- Do this: Pull out every line of the listing below where "江田镇党委秘书" appears.

- Extracted records:
>> BEGIN

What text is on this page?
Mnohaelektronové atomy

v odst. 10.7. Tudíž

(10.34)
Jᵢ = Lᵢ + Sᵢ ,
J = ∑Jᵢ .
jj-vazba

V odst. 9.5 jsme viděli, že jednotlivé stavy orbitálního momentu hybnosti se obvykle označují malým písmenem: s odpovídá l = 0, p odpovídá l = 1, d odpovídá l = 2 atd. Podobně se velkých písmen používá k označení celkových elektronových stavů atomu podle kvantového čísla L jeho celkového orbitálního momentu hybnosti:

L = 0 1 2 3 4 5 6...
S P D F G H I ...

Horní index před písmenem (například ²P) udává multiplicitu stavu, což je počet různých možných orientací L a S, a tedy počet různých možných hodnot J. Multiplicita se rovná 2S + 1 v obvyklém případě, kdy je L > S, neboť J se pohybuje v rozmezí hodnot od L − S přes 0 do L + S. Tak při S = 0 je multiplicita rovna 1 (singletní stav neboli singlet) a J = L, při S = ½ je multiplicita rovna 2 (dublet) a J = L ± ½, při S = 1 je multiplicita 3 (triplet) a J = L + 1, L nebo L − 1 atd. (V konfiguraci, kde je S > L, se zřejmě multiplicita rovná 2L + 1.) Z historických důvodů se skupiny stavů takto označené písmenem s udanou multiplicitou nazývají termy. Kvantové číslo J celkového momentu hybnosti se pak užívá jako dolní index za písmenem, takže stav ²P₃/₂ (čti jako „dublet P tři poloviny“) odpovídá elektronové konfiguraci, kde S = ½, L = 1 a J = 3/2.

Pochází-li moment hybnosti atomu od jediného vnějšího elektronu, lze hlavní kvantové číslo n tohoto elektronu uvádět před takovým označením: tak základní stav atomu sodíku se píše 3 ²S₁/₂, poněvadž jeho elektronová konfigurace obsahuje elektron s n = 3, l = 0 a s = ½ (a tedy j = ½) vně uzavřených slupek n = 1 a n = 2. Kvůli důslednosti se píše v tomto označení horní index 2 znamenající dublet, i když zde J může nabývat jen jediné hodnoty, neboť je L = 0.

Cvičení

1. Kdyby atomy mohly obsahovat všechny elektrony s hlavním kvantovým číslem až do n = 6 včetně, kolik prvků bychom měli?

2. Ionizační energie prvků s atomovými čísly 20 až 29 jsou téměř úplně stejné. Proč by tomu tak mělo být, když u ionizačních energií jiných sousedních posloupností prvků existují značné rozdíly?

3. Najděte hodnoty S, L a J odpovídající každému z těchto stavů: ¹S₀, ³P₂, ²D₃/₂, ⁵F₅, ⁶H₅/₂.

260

>> END
>> BEGIN

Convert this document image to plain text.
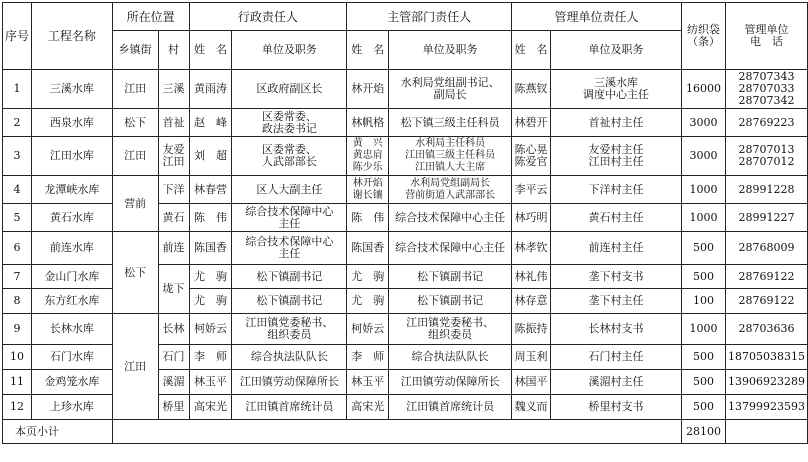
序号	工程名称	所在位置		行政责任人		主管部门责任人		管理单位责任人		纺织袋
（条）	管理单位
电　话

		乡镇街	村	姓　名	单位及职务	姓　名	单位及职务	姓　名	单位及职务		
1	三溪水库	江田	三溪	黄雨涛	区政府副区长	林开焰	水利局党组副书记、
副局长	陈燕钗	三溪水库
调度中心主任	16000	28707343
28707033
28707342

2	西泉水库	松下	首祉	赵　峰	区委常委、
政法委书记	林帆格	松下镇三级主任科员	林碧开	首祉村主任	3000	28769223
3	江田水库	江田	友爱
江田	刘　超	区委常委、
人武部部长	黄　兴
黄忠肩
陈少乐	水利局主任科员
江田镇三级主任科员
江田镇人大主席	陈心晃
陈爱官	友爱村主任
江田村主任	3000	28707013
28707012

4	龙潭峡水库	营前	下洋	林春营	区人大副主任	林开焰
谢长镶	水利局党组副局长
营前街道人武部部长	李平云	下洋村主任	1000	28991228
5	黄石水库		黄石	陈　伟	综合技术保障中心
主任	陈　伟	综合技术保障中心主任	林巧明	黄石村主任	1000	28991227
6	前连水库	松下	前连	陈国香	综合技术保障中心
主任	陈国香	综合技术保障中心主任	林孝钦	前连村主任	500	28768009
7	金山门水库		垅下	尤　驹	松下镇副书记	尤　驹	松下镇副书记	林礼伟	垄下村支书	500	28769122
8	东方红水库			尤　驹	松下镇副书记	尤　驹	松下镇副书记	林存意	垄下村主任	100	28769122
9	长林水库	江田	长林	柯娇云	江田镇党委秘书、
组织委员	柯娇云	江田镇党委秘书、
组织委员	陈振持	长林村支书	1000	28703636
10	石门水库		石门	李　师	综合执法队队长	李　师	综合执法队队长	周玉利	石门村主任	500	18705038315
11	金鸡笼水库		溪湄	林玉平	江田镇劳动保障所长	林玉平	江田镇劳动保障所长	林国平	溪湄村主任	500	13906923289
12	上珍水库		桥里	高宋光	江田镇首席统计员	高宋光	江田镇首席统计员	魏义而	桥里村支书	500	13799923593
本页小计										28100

>> END

- The output:
9	长林水库	江田	长林	柯娇云	江田镇党委秘书、
组织委员	柯娇云	江田镇党委秘书、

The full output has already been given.